Problem statement
Each line in the entries below that contains the word "integer" counts once. Report how many there are and nothing more.

◆ ◆ ◆ ◆ ◆ ◆ ◆

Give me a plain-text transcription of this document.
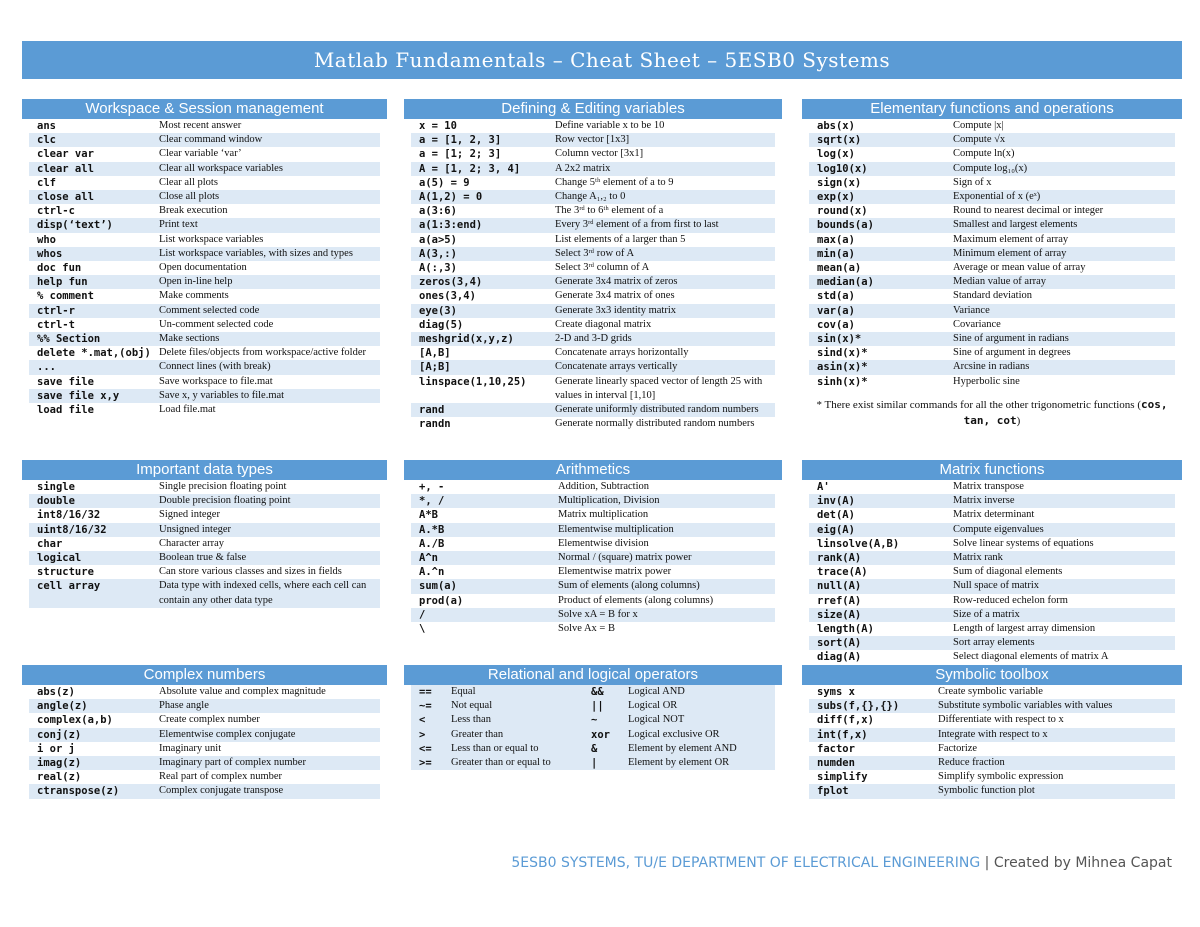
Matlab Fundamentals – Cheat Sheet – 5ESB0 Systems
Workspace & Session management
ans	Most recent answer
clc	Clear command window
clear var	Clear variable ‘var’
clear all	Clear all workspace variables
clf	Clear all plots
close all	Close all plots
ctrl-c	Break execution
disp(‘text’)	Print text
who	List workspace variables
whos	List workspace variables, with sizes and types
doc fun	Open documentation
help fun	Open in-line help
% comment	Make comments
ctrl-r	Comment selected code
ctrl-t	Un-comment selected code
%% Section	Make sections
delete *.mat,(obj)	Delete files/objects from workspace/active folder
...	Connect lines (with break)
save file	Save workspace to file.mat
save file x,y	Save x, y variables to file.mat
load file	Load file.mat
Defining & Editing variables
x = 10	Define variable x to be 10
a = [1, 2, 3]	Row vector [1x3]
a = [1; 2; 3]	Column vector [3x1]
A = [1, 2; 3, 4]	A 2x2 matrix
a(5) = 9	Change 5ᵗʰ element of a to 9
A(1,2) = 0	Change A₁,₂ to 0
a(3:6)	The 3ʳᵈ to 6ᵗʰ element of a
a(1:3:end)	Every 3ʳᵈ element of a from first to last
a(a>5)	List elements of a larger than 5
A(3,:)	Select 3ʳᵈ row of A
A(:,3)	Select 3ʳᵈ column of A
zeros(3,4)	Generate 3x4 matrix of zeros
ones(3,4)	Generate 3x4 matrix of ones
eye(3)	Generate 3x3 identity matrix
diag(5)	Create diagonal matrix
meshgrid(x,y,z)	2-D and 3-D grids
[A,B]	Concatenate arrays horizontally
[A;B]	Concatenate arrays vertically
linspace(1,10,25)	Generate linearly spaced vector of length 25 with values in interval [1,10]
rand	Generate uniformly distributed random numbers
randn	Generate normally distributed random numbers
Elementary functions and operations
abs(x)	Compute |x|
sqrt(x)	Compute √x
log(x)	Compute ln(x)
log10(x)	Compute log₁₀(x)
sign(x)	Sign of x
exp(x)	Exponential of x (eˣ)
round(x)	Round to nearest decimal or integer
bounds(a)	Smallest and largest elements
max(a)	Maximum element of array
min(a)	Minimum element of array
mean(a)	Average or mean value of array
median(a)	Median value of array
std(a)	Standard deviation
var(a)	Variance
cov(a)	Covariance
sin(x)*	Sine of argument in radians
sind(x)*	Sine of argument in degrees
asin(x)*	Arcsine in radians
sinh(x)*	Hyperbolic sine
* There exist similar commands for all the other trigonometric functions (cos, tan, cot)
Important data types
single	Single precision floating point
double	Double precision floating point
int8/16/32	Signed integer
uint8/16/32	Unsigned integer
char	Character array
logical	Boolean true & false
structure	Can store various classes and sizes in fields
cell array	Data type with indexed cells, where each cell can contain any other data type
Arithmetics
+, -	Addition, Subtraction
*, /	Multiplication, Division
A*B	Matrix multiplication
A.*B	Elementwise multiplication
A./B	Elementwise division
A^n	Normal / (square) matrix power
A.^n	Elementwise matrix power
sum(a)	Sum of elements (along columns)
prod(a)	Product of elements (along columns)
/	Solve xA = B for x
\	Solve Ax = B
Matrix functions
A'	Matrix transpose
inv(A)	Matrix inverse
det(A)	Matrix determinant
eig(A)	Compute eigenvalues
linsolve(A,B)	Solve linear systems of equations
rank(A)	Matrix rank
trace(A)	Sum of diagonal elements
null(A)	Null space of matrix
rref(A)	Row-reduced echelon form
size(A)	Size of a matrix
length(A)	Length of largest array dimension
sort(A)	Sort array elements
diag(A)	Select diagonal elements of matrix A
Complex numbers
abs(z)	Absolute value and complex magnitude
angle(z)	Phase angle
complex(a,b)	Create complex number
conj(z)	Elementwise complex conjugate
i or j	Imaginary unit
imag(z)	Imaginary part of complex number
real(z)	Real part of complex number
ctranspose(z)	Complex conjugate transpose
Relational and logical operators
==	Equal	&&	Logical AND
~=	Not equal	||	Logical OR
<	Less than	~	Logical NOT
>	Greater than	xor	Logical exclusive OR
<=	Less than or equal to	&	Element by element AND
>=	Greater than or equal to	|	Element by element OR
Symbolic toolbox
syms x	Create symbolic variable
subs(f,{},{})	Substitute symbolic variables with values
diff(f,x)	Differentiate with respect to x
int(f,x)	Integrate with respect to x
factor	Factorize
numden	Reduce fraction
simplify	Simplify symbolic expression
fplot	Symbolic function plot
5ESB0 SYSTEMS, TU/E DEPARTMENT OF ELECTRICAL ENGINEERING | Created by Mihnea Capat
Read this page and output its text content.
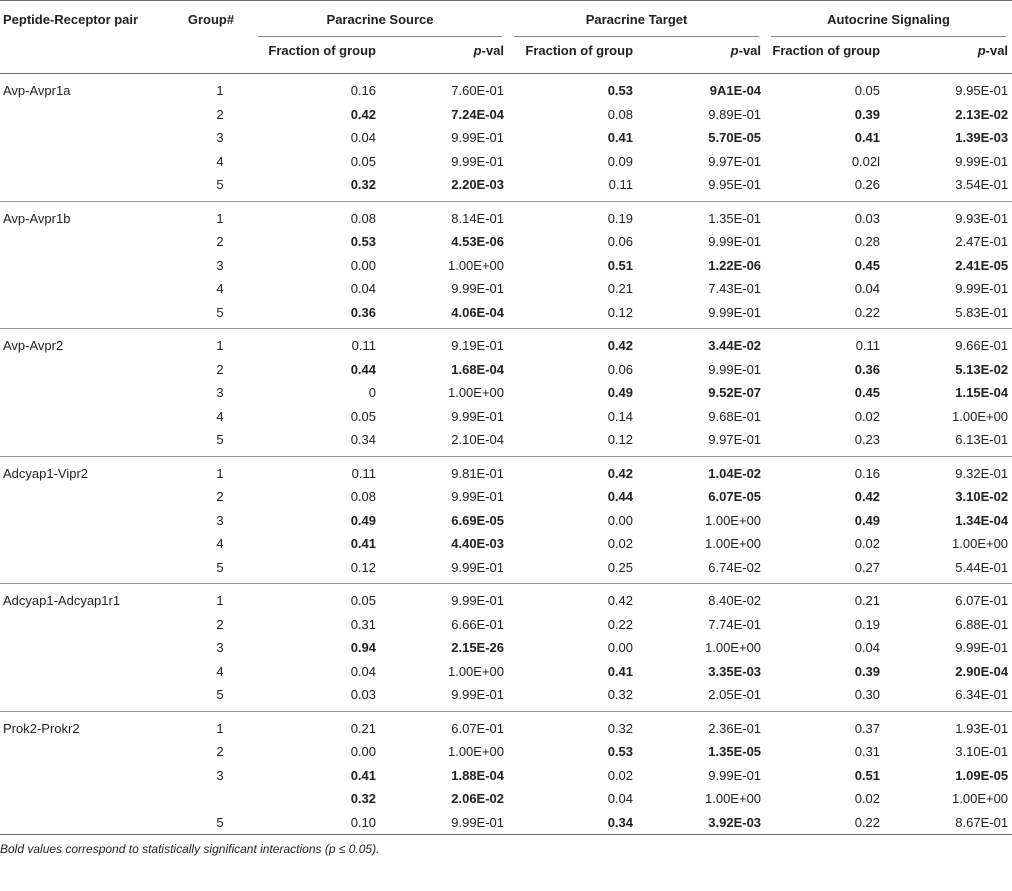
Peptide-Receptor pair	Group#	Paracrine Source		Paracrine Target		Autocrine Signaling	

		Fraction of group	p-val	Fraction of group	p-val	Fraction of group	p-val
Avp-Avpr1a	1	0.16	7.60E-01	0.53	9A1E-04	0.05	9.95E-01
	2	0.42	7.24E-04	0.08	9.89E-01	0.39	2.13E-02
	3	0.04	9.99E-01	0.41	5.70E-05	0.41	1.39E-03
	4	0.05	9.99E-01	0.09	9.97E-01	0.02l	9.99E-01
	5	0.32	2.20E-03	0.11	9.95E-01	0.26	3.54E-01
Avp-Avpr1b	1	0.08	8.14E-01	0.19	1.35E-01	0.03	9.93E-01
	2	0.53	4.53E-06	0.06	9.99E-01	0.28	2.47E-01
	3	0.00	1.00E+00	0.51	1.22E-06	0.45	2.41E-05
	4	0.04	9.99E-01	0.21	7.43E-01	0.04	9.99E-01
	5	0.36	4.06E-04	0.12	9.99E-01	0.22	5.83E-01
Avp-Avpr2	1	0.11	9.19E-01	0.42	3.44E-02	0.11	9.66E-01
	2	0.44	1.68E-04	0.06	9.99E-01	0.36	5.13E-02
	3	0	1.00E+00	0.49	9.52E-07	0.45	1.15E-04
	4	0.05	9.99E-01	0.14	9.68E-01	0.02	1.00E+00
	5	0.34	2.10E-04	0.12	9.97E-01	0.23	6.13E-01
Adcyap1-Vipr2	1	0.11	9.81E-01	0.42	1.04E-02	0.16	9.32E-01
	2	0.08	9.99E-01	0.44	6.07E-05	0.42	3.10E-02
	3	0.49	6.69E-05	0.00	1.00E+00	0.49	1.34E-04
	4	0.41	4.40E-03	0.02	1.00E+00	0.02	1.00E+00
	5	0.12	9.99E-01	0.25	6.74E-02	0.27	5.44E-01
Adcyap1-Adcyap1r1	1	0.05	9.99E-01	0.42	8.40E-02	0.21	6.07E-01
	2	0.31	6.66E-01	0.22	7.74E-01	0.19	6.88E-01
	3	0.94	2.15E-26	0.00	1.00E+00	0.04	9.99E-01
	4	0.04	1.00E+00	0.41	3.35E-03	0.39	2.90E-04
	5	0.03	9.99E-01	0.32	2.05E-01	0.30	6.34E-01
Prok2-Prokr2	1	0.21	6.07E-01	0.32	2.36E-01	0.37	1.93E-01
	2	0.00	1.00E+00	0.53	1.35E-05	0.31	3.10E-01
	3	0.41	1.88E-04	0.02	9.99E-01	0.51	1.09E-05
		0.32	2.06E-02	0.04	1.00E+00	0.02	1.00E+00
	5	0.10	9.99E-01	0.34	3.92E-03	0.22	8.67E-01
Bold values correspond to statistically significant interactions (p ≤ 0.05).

◆ ◆ ◆ ◆ ◆ ◆ ◆

Result below
3